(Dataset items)
-- start --

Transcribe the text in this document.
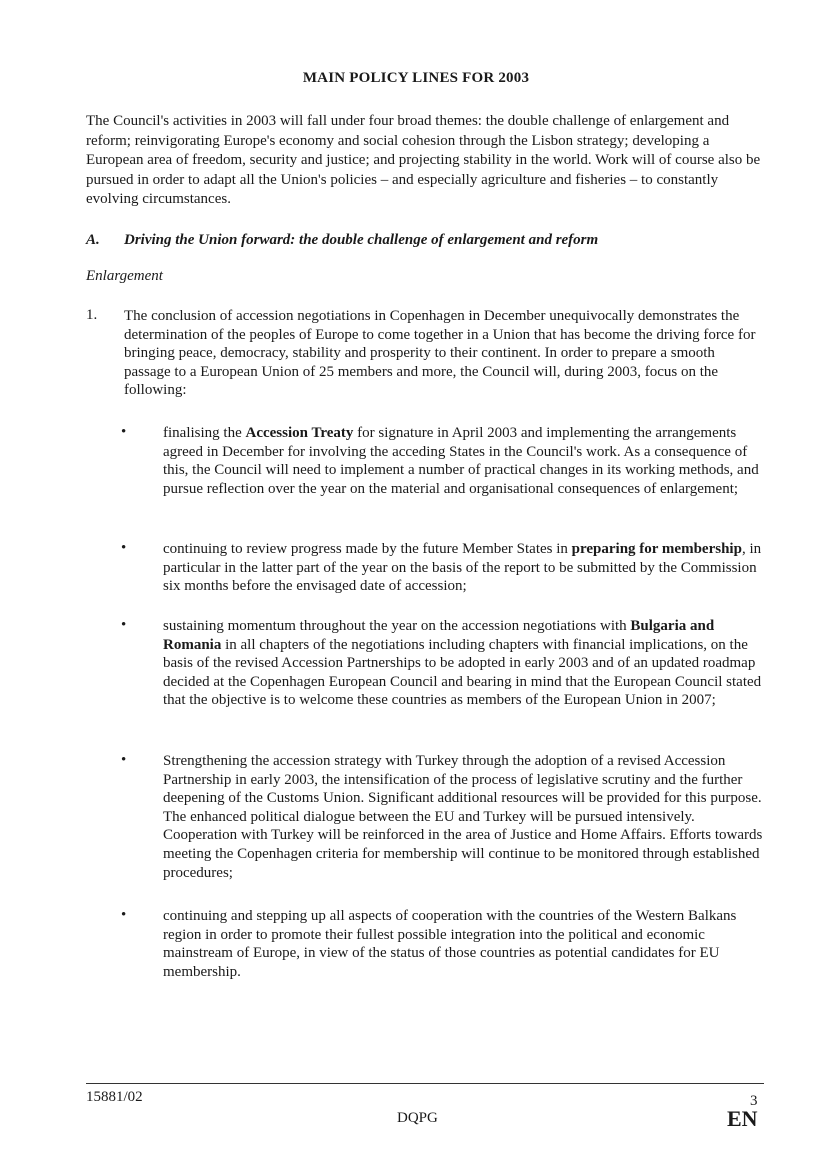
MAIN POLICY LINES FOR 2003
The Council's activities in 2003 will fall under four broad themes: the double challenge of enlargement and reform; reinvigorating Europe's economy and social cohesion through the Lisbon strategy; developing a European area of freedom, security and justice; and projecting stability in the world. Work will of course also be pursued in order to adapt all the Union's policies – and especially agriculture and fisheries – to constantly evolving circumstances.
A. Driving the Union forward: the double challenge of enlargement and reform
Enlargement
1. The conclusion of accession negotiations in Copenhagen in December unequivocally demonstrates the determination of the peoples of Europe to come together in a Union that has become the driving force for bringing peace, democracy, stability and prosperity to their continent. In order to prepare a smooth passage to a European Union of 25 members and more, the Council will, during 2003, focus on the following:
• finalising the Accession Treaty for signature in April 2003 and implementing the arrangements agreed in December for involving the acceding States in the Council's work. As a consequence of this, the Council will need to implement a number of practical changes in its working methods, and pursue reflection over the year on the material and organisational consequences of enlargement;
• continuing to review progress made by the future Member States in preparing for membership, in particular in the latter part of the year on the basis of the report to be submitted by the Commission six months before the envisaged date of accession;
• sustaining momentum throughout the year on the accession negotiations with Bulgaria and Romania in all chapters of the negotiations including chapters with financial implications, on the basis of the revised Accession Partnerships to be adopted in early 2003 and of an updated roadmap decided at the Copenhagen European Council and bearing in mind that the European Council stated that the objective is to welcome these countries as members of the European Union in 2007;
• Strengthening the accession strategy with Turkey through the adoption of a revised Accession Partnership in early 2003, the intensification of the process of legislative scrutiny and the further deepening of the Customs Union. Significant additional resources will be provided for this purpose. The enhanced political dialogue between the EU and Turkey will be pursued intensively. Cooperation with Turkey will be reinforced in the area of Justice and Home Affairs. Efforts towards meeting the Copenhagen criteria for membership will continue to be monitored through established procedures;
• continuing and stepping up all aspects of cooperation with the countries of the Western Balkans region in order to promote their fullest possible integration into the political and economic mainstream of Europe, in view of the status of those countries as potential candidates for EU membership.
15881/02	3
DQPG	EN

-- end --

• [TASK INSTRUCTIONS]:
Quote the records in their entirety, keeping the wording exact and excluding pictures.

• [ANSWER TO THIS TASK]:
Transcribe the text in this document.
MAIN POLICY LINES FOR 2003
The Council's activities in 2003 will fall under four broad themes: the double challenge of enlargement and reform; reinvigorating Europe's economy and social cohesion through the Lisbon strategy; developing a European area of freedom, security and justice; and projecting stability in the world. Work will of course also be pursued in order to adapt all the Union's policies – and especially agriculture and fisheries – to constantly evolving circumstances.
A. Driving the Union forward: the double challenge of enlargement and reform
Enlargement
1. The conclusion of accession negotiations in Copenhagen in December unequivocally demonstrates the determination of the peoples of Europe to come together in a Union that has become the driving force for bringing peace, democracy, stability and prosperity to their continent. In order to prepare a smooth passage to a European Union of 25 members and more, the Council will, during 2003, focus on the following:
• finalising the Accession Treaty for signature in April 2003 and implementing the arrangements agreed in December for involving the acceding States in the Council's work. As a consequence of this, the Council will need to implement a number of practical changes in its working methods, and pursue reflection over the year on the material and organisational consequences of enlargement;
• continuing to review progress made by the future Member States in preparing for membership, in particular in the latter part of the year on the basis of the report to be submitted by the Commission six months before the envisaged date of accession;
• sustaining momentum throughout the year on the accession negotiations with Bulgaria and Romania in all chapters of the negotiations including chapters with financial implications, on the basis of the revised Accession Partnerships to be adopted in early 2003 and of an updated roadmap decided at the Copenhagen European Council and bearing in mind that the European Council stated that the objective is to welcome these countries as members of the European Union in 2007;
• Strengthening the accession strategy with Turkey through the adoption of a revised Accession Partnership in early 2003, the intensification of the process of legislative scrutiny and the further deepening of the Customs Union. Significant additional resources will be provided for this purpose. The enhanced political dialogue between the EU and Turkey will be pursued intensively. Cooperation with Turkey will be reinforced in the area of Justice and Home Affairs. Efforts towards meeting the Copenhagen criteria for membership will continue to be monitored through established procedures;
• continuing and stepping up all aspects of cooperation with the countries of the Western Balkans region in order to promote their fullest possible integration into the political and economic mainstream of Europe, in view of the status of those countries as potential candidates for EU membership.
15881/02	3
DQPG	EN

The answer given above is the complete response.